Stored data entries:

+ + + + + + +

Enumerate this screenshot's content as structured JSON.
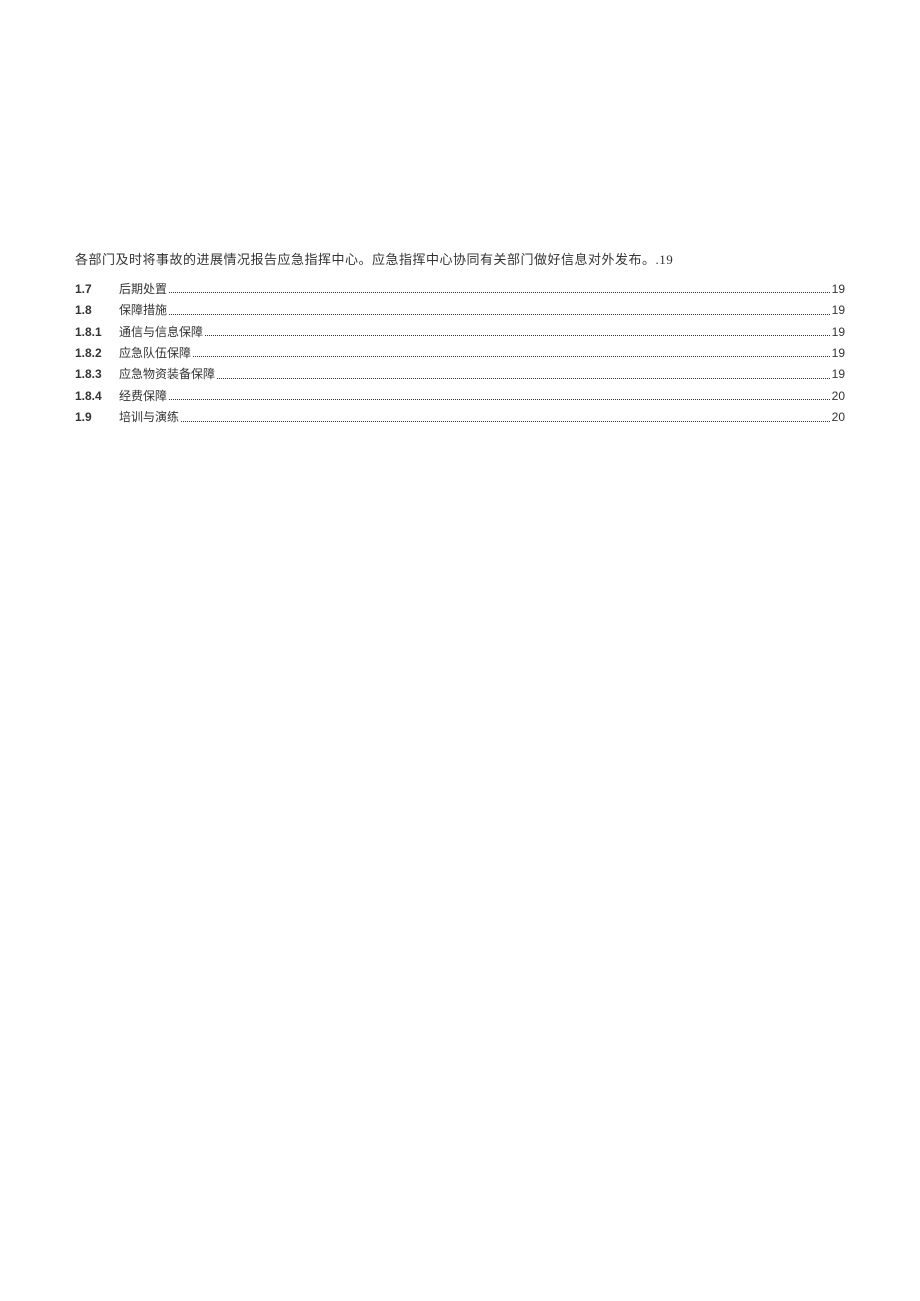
{
  "intro": "各部门及时将事故的进展情况报告应急指挥中心。应急指挥中心协同有关部门做好信息对外发布。.19",
  "toc": [
    {
      "num": "1.7",
      "title": "后期处置",
      "page": "19",
      "sub": false
    },
    {
      "num": "1.8",
      "title": "保障措施",
      "page": "19",
      "sub": false
    },
    {
      "num": "1.8.1",
      "title": "通信与信息保障",
      "page": "19",
      "sub": true
    },
    {
      "num": "1.8.2",
      "title": "应急队伍保障",
      "page": "19",
      "sub": true
    },
    {
      "num": "1.8.3",
      "title": "应急物资装备保障",
      "page": "19",
      "sub": true
    },
    {
      "num": "1.8.4",
      "title": "经费保障",
      "page": "20",
      "sub": true
    },
    {
      "num": "1.9",
      "title": "培训与演练",
      "page": "20",
      "sub": false
    }
  ]
}
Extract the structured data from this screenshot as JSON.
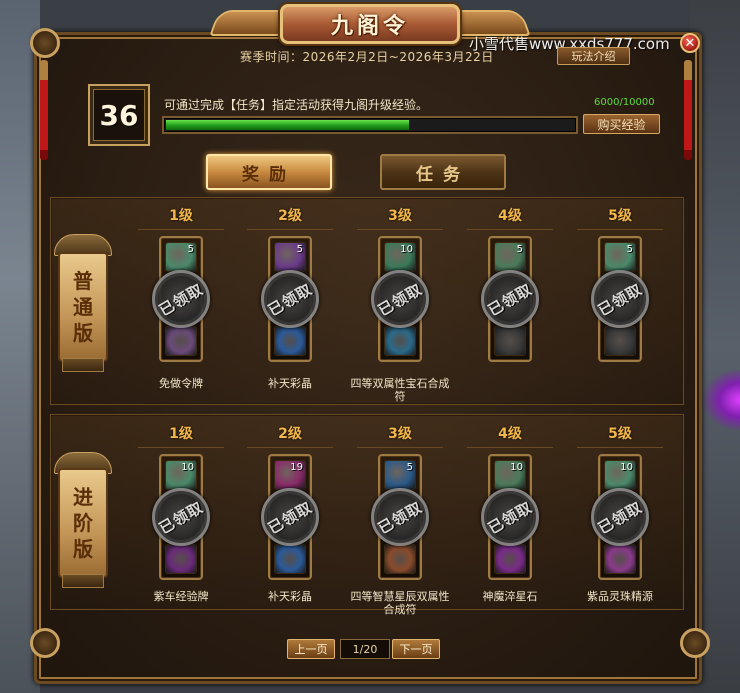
{
  "window": {
    "title": "九阁令",
    "season": "赛季时间：2026年2月2日~2026年3月22日",
    "rules_button": "玩法介绍",
    "watermark": "小雪代售www.xxds777.com",
    "close_symbol": "✕"
  },
  "progress": {
    "level": "36",
    "description": "可通过完成【任务】指定活动获得九阁升级经验。",
    "count_text": "6000/10000",
    "fraction": 0.6,
    "buy_button": "购买经验"
  },
  "tabs": [
    {
      "label": "奖励",
      "active": true
    },
    {
      "label": "任务",
      "active": false
    }
  ],
  "tracks": [
    {
      "label_lines": [
        "普",
        "通",
        "版"
      ],
      "rewards": [
        {
          "level": "1级",
          "top_count": "5",
          "top_color": "#4a8a6a",
          "bot_color": "#6a4a7a",
          "name": "免做令牌",
          "stamp": "已领取"
        },
        {
          "level": "2级",
          "top_count": "5",
          "top_color": "#6a3a8a",
          "bot_color": "#2a5a9a",
          "name": "补天彩晶",
          "stamp": "已领取"
        },
        {
          "level": "3级",
          "top_count": "10",
          "top_color": "#3a7a5a",
          "bot_color": "#2a6a8a",
          "name": "四等双属性宝石合成符",
          "stamp": "已领取"
        },
        {
          "level": "4级",
          "top_count": "5",
          "top_color": "#4a7a5a",
          "bot_color": "#3a3a3a",
          "name": "",
          "stamp": "已领取"
        },
        {
          "level": "5级",
          "top_count": "5",
          "top_color": "#4a8a6a",
          "bot_color": "#3a3a3a",
          "name": "",
          "stamp": "已领取"
        }
      ]
    },
    {
      "label_lines": [
        "进",
        "阶",
        "版"
      ],
      "rewards": [
        {
          "level": "1级",
          "top_count": "10",
          "top_color": "#4a8a6a",
          "bot_color": "#6a2a7a",
          "name": "紫车经验牌",
          "stamp": "已领取"
        },
        {
          "level": "2级",
          "top_count": "19",
          "top_color": "#8a2a6a",
          "bot_color": "#2a5a9a",
          "name": "补天彩晶",
          "stamp": "已领取"
        },
        {
          "level": "3级",
          "top_count": "5",
          "top_color": "#2a5a8a",
          "bot_color": "#8a4a2a",
          "name": "四等智慧星辰双属性合成符",
          "stamp": "已领取"
        },
        {
          "level": "4级",
          "top_count": "10",
          "top_color": "#4a7a5a",
          "bot_color": "#7a2a8a",
          "name": "神魔淬星石",
          "stamp": "已领取"
        },
        {
          "level": "5级",
          "top_count": "10",
          "top_color": "#4a8a6a",
          "bot_color": "#8a3a8a",
          "name": "紫品灵珠精源",
          "stamp": "已领取"
        }
      ]
    }
  ],
  "pager": {
    "prev": "上一页",
    "current": "1/20",
    "next": "下一页"
  }
}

+ + + + + + +

WORK TO COMPLETE:
Repeat the data in full and exactly. Omit pictures.

REPLY:
Enumerate this screenshot's content as structured JSON.
{
  "intro": "各部门及时将事故的进展情况报告应急指挥中心。应急指挥中心协同有关部门做好信息对外发布。.19",
  "toc": [
    {
      "num": "1.7",
      "title": "后期处置",
      "page": "19",
      "sub": false
    },
    {
      "num": "1.8",
      "title": "保障措施",
      "page": "19",
      "sub": false
    },
    {
      "num": "1.8.1",
      "title": "通信与信息保障",
      "page": "19",
      "sub": true
    },
    {
      "num": "1.8.2",
      "title": "应急队伍保障",
      "page": "19",
      "sub": true
    },
    {
      "num": "1.8.3",
      "title": "应急物资装备保障",
      "page": "19",
      "sub": true
    },
    {
      "num": "1.8.4",
      "title": "经费保障",
      "page": "20",
      "sub": true
    },
    {
      "num": "1.9",
      "title": "培训与演练",
      "page": "20",
      "sub": false
    }
  ]
}
Extract the structured data from this screenshot as JSON.
{
  "window": {
    "title": "九阁令",
    "season": "赛季时间：2026年2月2日~2026年3月22日",
    "rules_button": "玩法介绍",
    "watermark": "小雪代售www.xxds777.com",
    "close_symbol": "✕"
  },
  "progress": {
    "level": "36",
    "description": "可通过完成【任务】指定活动获得九阁升级经验。",
    "count_text": "6000/10000",
    "fraction": 0.6,
    "buy_button": "购买经验"
  },
  "tabs": [
    {
      "label": "奖励",
      "active": true
    },
    {
      "label": "任务",
      "active": false
    }
  ],
  "tracks": [
    {
      "label_lines": [
        "普",
        "通",
        "版"
      ],
      "rewards": [
        {
          "level": "1级",
          "top_count": "5",
          "top_color": "#4a8a6a",
          "bot_color": "#6a4a7a",
          "name": "免做令牌",
          "stamp": "已领取"
        },
        {
          "level": "2级",
          "top_count": "5",
          "top_color": "#6a3a8a",
          "bot_color": "#2a5a9a",
          "name": "补天彩晶",
          "stamp": "已领取"
        },
        {
          "level": "3级",
          "top_count": "10",
          "top_color": "#3a7a5a",
          "bot_color": "#2a6a8a",
          "name": "四等双属性宝石合成符",
          "stamp": "已领取"
        },
        {
          "level": "4级",
          "top_count": "5",
          "top_color": "#4a7a5a",
          "bot_color": "#3a3a3a",
          "name": "",
          "stamp": "已领取"
        },
        {
          "level": "5级",
          "top_count": "5",
          "top_color": "#4a8a6a",
          "bot_color": "#3a3a3a",
          "name": "",
          "stamp": "已领取"
        }
      ]
    },
    {
      "label_lines": [
        "进",
        "阶",
        "版"
      ],
      "rewards": [
        {
          "level": "1级",
          "top_count": "10",
          "top_color": "#4a8a6a",
          "bot_color": "#6a2a7a",
          "name": "紫车经验牌",
          "stamp": "已领取"
        },
        {
          "level": "2级",
          "top_count": "19",
          "top_color": "#8a2a6a",
          "bot_color": "#2a5a9a",
          "name": "补天彩晶",
          "stamp": "已领取"
        },
        {
          "level": "3级",
          "top_count": "5",
          "top_color": "#2a5a8a",
          "bot_color": "#8a4a2a",
          "name": "四等智慧星辰双属性合成符",
          "stamp": "已领取"
        },
        {
          "level": "4级",
          "top_count": "10",
          "top_color": "#4a7a5a",
          "bot_color": "#7a2a8a",
          "name": "神魔淬星石",
          "stamp": "已领取"
        },
        {
          "level": "5级",
          "top_count": "10",
          "top_color": "#4a8a6a",
          "bot_color": "#8a3a8a",
          "name": "紫品灵珠精源",
          "stamp": "已领取"
        }
      ]
    }
  ],
  "pager": {
    "prev": "上一页",
    "current": "1/20",
    "next": "下一页"
  }
}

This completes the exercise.